Ermanno, simpatizzante del fascismo, la pensò in maniera opposta e aderì alla R.s.i. I miei figli, dunque, si trovarono a combattere su fronti avversi. Come finì? Sergio cadde sulle montagne intorno a Cuneo, dopo pochi mesi, Ermanno fu colpito a morte da un cecchino partigiano in una località dell'Emilia. Caro signore, mia moglie e io abbiamo dato due figli alla stessa Patria: combattevano con ideali diversi su fronti avversi. La nostra famiglia ne uscì distrutta. Il ricordo dei nostri due ragazzi ci accompagna negli ultimi anni della nostra vita, fra poco li rivedremo, belli, alti, forti, con il loro cappello alpino e il loro sorriso, abbracciati l'uno con l'altro.
Ci strinsero la mano, si allontanarono lentamente, scomparvero verso il ponte sul Po. Marino, Raimondo e Paolo, commossi, volsero lo sguardo altrove; io seguii con gli occhi quei signori e mi prese una specie di angoscia.
Qualche tempo dopo mi rivolsi all’avvocato Scagno, presidente della Sezione A.N.A. di Torino: mi disse che conosceva quei due signori, che erano morti da poco, a breve distanza l'uno dall'altra. Oggi anche qui due ragazzi sono ricordati qui, perché la morte unisce e abbraccia tutti nella cristiana pietà. E io ricordo anche i loro genitori.
Potrebbe bastare questo episodio a spiegare perché abbiamo voluto realizzare questo monumento, a tracciarne una motivazione. Ma voglio ancora più approfondire.
Prima di scrivere queste righe ho voluto rileggere le “Lettere di condannati a morte della resistenza italiana”. Vi leggo una frase di una delle ultime lettere inviate alla famiglia dal partigiano “Pedro”, alias Pietro Errera, genovese, ufficiale in S.p.e., combattente della formazione “Giustizia e Libertà Italia Libera”, operante sulle montagne del Piemonte, compagno di Duccio Galimberti. Fu fucilato il 23 gennaio del 1944 al Martinetto di Torino, fu decorato della M.O. al VM. Dice: “Maggiore sarà la vostra possibilità di reazione al dolore se penserete che vostro figlio è morto per la Patria, alla quale ha dedicato la sua vita, è morto per l'onore, perché non ha mai tradito il suo giuramento; è morto per la libertà e la giustizia che, pure, trionferanno un giorno, quando sarà passata la bufera, e nelle campagne devastate e le città distrutte volerà la colomba recante l'ulivo della pace e della ritrovata concordia. Miei cari, muoio con un solo desiderio: un giorno cessino le lotte fratricide, si conservi il ricordo, tacciano i rancori, prevalga la pace.”

| Consegna A |
Restituisci identiche le righe dei dati, dalla prima fino a quella che contiene "nav-item-pictures[interactable]: Pictures: [161, 350, 226, 370]", entrambe comprese.
L'articolo e le righe hanno origini diverse.

| Dati mostrati |
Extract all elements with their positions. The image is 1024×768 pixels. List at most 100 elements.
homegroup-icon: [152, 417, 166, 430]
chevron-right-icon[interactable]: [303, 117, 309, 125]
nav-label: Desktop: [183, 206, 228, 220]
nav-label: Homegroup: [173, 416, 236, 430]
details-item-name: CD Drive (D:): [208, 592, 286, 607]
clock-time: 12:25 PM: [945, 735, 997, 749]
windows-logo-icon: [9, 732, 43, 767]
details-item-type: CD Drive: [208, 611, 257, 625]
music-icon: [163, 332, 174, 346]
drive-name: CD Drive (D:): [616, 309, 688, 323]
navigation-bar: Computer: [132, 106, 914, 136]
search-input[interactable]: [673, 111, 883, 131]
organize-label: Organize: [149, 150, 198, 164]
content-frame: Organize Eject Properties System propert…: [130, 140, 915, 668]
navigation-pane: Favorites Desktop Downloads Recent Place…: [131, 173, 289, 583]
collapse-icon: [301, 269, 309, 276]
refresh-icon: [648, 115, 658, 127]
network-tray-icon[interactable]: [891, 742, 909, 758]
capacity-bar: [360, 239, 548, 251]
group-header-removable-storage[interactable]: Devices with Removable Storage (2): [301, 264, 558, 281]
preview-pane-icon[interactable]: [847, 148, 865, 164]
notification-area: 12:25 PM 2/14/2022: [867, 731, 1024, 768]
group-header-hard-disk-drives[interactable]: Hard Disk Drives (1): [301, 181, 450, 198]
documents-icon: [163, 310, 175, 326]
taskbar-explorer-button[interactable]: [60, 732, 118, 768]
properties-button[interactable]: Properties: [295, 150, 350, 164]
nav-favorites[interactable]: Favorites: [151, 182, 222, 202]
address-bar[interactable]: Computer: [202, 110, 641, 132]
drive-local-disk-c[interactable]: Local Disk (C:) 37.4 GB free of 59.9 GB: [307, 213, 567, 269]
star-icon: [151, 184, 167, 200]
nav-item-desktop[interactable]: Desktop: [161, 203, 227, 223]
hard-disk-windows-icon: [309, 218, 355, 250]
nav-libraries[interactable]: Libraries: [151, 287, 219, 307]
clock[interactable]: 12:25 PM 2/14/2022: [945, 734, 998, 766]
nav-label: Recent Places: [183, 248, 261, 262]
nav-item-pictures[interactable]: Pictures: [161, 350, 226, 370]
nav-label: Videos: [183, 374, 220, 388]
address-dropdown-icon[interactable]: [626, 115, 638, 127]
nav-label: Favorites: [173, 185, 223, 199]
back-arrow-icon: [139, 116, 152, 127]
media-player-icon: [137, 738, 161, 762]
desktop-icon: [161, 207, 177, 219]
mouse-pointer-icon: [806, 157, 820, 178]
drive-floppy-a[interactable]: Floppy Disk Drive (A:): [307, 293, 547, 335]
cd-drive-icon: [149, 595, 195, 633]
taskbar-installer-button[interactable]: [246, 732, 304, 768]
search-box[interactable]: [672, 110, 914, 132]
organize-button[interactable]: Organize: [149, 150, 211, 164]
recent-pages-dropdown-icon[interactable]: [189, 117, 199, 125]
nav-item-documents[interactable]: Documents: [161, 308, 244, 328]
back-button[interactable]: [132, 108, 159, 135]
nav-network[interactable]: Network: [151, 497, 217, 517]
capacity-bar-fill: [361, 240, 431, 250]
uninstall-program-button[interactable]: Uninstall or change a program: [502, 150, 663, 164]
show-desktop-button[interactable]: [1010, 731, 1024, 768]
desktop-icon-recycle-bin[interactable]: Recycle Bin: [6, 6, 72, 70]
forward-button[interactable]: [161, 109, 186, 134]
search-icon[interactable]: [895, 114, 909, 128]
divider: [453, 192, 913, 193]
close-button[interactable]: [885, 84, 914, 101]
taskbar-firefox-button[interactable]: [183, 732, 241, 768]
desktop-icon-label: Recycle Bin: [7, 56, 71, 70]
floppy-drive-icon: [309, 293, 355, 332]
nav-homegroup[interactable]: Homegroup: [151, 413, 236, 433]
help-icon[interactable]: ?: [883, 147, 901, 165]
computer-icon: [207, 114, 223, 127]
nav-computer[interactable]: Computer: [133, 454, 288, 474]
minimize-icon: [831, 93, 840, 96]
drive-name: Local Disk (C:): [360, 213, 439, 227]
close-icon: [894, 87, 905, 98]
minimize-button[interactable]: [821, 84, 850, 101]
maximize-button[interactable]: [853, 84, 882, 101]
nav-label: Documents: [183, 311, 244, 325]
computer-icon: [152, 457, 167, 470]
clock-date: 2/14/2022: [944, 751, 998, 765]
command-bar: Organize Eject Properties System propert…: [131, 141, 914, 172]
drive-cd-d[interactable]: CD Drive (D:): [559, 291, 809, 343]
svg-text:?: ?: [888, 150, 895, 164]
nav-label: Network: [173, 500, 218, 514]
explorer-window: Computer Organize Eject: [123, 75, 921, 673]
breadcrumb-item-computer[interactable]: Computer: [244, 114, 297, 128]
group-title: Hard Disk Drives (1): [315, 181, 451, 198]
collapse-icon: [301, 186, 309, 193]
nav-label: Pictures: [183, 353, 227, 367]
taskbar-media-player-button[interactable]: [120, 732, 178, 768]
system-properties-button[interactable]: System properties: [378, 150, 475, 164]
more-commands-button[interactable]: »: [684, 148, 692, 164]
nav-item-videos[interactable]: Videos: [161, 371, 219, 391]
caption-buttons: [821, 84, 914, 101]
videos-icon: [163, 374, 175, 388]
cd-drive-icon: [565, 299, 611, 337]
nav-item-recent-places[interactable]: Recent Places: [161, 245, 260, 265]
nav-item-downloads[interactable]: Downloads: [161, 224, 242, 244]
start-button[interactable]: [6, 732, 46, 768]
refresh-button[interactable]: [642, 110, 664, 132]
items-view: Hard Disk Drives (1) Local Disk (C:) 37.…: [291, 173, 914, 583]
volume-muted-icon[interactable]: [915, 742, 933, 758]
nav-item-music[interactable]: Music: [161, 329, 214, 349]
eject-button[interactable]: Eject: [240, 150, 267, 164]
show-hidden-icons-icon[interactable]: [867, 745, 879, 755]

| Consegna B |
Secondo l'articolo, in che giorno fu fucilato Pietro Errera?

| Risposta finale A |
Extract all elements with their positions. The image is 1024×768 pixels. List at most 100 elements.
homegroup-icon: [152, 417, 166, 430]
chevron-right-icon[interactable]: [303, 117, 309, 125]
nav-label: Desktop: [183, 206, 228, 220]
nav-label: Homegroup: [173, 416, 236, 430]
details-item-name: CD Drive (D:): [208, 592, 286, 607]
clock-time: 12:25 PM: [945, 735, 997, 749]
windows-logo-icon: [9, 732, 43, 767]
details-item-type: CD Drive: [208, 611, 257, 625]
music-icon: [163, 332, 174, 346]
drive-name: CD Drive (D:): [616, 309, 688, 323]
navigation-bar: Computer: [132, 106, 914, 136]
search-input[interactable]: [673, 111, 883, 131]
organize-label: Organize: [149, 150, 198, 164]
content-frame: Organize Eject Properties System propert…: [130, 140, 915, 668]
navigation-pane: Favorites Desktop Downloads Recent Place…: [131, 173, 289, 583]
collapse-icon: [301, 269, 309, 276]
refresh-icon: [648, 115, 658, 127]
network-tray-icon[interactable]: [891, 742, 909, 758]
capacity-bar: [360, 239, 548, 251]
group-header-removable-storage[interactable]: Devices with Removable Storage (2): [301, 264, 558, 281]
preview-pane-icon[interactable]: [847, 148, 865, 164]
notification-area: 12:25 PM 2/14/2022: [867, 731, 1024, 768]
group-header-hard-disk-drives[interactable]: Hard Disk Drives (1): [301, 181, 450, 198]
documents-icon: [163, 310, 175, 326]
taskbar-explorer-button[interactable]: [60, 732, 118, 768]
properties-button[interactable]: Properties: [295, 150, 350, 164]
nav-favorites[interactable]: Favorites: [151, 182, 222, 202]
address-bar[interactable]: Computer: [202, 110, 641, 132]
drive-local-disk-c[interactable]: Local Disk (C:) 37.4 GB free of 59.9 GB: [307, 213, 567, 269]
star-icon: [151, 184, 167, 200]
nav-item-desktop[interactable]: Desktop: [161, 203, 227, 223]
hard-disk-windows-icon: [309, 218, 355, 250]
nav-libraries[interactable]: Libraries: [151, 287, 219, 307]
clock[interactable]: 12:25 PM 2/14/2022: [945, 734, 998, 766]
nav-label: Recent Places: [183, 248, 261, 262]
nav-item-pictures[interactable]: Pictures: [161, 350, 226, 370]

| Risposta finale B |
Il 23 gennaio 1944.